- **Exercise details**: Separate out the lines that hold "this".

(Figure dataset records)
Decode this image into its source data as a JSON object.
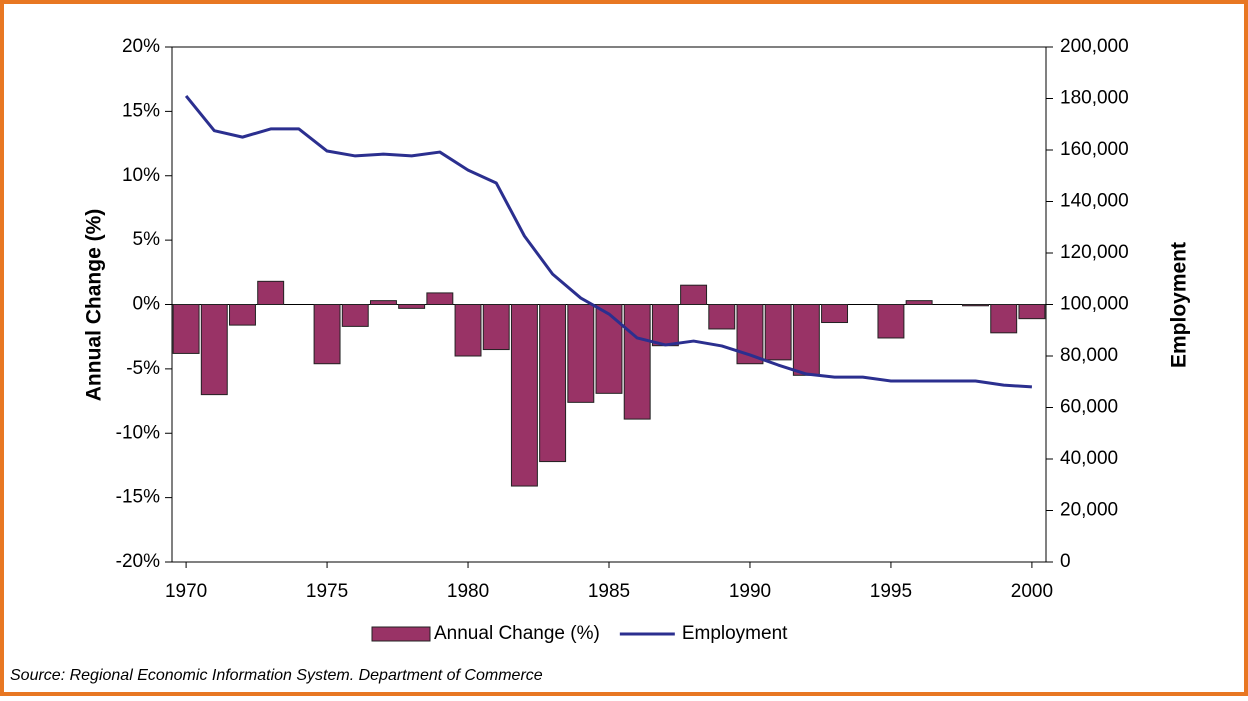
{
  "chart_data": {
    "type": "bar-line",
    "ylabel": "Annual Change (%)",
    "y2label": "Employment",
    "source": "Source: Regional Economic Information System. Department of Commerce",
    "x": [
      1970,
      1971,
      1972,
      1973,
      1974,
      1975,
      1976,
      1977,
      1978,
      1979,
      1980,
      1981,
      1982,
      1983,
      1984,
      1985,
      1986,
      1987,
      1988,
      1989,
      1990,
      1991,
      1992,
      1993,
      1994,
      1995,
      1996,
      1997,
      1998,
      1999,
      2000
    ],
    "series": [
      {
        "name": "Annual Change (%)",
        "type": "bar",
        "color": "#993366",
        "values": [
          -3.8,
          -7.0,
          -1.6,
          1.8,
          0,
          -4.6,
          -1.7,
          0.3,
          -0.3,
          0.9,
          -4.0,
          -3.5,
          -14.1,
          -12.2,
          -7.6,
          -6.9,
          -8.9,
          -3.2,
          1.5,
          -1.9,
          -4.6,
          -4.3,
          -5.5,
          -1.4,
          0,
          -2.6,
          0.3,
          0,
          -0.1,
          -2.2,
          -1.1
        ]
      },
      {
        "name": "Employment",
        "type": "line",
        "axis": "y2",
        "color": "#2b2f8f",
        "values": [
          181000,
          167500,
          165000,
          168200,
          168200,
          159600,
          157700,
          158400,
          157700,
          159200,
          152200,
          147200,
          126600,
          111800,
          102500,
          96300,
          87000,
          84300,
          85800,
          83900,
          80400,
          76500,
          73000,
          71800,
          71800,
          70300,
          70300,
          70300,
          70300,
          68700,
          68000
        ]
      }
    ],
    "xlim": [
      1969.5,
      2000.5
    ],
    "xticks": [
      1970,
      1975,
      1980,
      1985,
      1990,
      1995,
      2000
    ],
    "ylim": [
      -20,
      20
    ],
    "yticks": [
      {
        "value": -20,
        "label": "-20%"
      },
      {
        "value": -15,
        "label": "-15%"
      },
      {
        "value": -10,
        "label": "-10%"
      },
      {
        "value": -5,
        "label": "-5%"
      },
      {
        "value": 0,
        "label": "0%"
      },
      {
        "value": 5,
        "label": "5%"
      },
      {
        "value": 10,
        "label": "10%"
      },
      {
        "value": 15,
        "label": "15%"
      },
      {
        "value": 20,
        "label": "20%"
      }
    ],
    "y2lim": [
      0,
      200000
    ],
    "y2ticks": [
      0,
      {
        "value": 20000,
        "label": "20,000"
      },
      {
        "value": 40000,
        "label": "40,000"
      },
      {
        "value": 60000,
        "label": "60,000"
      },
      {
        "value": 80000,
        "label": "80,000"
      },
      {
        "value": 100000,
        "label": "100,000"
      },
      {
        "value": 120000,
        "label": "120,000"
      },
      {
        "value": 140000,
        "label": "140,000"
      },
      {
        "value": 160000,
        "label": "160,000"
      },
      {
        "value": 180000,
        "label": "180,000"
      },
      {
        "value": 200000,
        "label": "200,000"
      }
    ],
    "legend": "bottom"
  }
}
==
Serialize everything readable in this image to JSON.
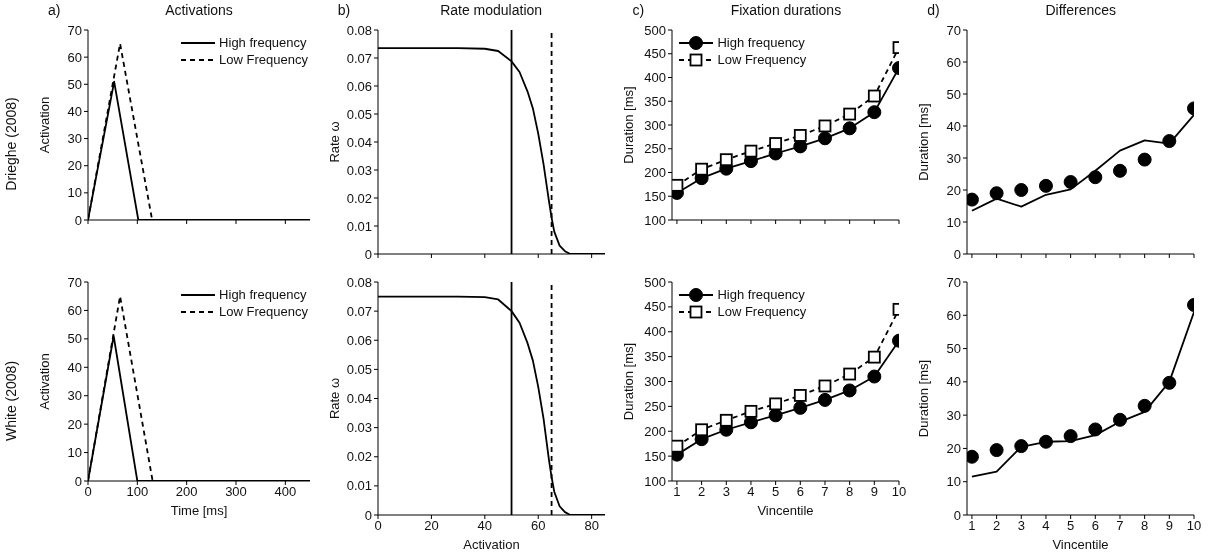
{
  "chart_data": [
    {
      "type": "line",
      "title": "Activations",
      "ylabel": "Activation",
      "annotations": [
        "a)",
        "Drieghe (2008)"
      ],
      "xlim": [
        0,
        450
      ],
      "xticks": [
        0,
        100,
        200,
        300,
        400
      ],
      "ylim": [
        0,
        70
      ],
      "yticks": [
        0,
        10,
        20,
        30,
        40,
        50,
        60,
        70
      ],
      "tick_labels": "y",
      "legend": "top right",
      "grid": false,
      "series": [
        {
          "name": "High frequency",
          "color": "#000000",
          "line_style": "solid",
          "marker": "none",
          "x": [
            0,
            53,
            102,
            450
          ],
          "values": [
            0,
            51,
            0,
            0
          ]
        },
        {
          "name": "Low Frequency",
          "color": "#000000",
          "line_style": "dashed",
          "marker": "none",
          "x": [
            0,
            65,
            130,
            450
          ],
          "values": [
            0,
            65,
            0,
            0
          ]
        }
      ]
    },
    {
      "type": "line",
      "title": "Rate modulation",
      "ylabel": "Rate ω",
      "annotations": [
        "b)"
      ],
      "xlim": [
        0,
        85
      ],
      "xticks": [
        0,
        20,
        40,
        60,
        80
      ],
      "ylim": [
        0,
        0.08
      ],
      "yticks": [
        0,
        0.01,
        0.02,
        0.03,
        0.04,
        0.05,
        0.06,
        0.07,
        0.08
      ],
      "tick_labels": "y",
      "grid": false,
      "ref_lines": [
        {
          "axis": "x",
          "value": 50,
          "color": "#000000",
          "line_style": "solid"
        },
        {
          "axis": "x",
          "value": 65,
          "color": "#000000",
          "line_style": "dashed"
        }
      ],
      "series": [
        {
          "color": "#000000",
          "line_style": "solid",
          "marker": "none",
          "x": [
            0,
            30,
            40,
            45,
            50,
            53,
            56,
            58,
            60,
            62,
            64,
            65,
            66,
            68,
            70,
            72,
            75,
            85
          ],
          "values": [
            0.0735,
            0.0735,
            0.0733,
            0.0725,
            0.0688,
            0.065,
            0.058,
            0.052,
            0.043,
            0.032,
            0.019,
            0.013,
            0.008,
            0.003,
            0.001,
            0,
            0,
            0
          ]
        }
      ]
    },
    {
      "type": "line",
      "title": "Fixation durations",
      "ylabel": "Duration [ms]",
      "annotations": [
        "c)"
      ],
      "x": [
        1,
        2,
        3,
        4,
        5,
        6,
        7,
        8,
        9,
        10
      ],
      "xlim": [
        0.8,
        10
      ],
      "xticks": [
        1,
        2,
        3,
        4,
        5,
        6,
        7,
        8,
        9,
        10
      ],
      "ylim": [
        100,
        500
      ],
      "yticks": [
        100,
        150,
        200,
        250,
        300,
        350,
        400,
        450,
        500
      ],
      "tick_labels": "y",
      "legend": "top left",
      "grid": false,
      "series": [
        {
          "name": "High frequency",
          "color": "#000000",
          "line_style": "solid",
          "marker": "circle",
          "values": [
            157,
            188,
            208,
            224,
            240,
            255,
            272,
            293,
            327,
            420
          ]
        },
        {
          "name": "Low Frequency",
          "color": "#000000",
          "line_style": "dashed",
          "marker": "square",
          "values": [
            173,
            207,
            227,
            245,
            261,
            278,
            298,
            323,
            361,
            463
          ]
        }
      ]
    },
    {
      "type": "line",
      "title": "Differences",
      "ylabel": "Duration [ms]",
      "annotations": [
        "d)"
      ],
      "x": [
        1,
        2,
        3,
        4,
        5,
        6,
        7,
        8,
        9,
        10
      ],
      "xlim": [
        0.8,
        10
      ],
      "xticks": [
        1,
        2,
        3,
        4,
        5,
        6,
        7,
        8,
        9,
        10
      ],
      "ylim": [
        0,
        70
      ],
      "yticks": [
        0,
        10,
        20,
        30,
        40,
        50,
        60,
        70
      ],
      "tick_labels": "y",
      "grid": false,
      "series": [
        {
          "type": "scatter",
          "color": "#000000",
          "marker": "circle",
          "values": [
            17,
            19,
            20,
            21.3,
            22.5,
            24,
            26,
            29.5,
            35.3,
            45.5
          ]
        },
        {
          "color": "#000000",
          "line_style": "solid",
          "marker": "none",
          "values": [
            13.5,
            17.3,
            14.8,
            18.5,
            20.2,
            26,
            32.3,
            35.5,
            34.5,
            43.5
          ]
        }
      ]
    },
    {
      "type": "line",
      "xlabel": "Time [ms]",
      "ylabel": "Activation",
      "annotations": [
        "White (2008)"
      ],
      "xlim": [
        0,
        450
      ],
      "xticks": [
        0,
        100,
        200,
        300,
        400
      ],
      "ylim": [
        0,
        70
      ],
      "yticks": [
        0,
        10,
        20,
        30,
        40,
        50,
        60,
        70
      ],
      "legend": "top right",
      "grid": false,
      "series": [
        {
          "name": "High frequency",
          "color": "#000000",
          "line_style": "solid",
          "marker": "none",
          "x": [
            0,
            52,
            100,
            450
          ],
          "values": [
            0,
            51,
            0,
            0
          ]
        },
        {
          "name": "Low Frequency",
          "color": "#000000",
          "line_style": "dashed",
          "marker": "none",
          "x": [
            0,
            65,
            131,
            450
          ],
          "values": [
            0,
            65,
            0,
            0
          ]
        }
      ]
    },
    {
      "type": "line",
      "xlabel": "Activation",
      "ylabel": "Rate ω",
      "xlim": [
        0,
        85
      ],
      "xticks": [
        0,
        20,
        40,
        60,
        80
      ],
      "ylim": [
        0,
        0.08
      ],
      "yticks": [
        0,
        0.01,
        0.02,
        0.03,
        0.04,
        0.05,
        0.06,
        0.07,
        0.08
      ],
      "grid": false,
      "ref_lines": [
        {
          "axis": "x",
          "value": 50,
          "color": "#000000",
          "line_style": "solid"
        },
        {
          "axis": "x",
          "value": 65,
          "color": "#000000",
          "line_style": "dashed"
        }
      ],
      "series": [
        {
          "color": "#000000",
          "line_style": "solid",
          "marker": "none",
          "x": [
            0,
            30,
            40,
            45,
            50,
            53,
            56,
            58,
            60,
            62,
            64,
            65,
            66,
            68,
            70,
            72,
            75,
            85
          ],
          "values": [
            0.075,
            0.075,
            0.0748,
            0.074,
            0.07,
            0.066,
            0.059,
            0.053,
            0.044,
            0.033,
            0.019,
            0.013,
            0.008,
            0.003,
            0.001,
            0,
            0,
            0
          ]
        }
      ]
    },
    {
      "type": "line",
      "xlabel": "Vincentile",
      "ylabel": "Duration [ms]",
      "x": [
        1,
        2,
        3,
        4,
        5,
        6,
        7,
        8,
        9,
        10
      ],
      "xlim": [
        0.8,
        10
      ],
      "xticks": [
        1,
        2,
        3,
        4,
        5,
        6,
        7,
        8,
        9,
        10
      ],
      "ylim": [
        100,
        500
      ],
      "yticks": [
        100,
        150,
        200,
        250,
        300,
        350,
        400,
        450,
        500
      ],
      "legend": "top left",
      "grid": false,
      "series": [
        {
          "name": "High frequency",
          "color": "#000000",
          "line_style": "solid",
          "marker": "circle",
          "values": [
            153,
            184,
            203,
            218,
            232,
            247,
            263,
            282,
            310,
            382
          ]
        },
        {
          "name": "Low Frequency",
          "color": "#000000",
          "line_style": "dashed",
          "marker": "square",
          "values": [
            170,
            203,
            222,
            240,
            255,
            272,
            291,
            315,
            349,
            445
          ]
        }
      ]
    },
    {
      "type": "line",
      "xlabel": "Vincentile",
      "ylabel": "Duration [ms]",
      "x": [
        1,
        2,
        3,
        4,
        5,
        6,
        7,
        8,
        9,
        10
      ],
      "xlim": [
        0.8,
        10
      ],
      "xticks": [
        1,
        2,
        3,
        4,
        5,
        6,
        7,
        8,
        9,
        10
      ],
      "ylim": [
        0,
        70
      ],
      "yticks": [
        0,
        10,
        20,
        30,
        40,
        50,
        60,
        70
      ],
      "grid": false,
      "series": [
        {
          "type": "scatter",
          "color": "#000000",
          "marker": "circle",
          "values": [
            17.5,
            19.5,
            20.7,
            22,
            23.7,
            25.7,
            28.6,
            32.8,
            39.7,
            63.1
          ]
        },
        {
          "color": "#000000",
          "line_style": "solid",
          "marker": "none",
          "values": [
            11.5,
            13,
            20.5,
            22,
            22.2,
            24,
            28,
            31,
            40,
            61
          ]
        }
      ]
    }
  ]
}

- **Solution**:
Decode this image into its source data as a JSON object.
Serialize everything readable in this image to JSON.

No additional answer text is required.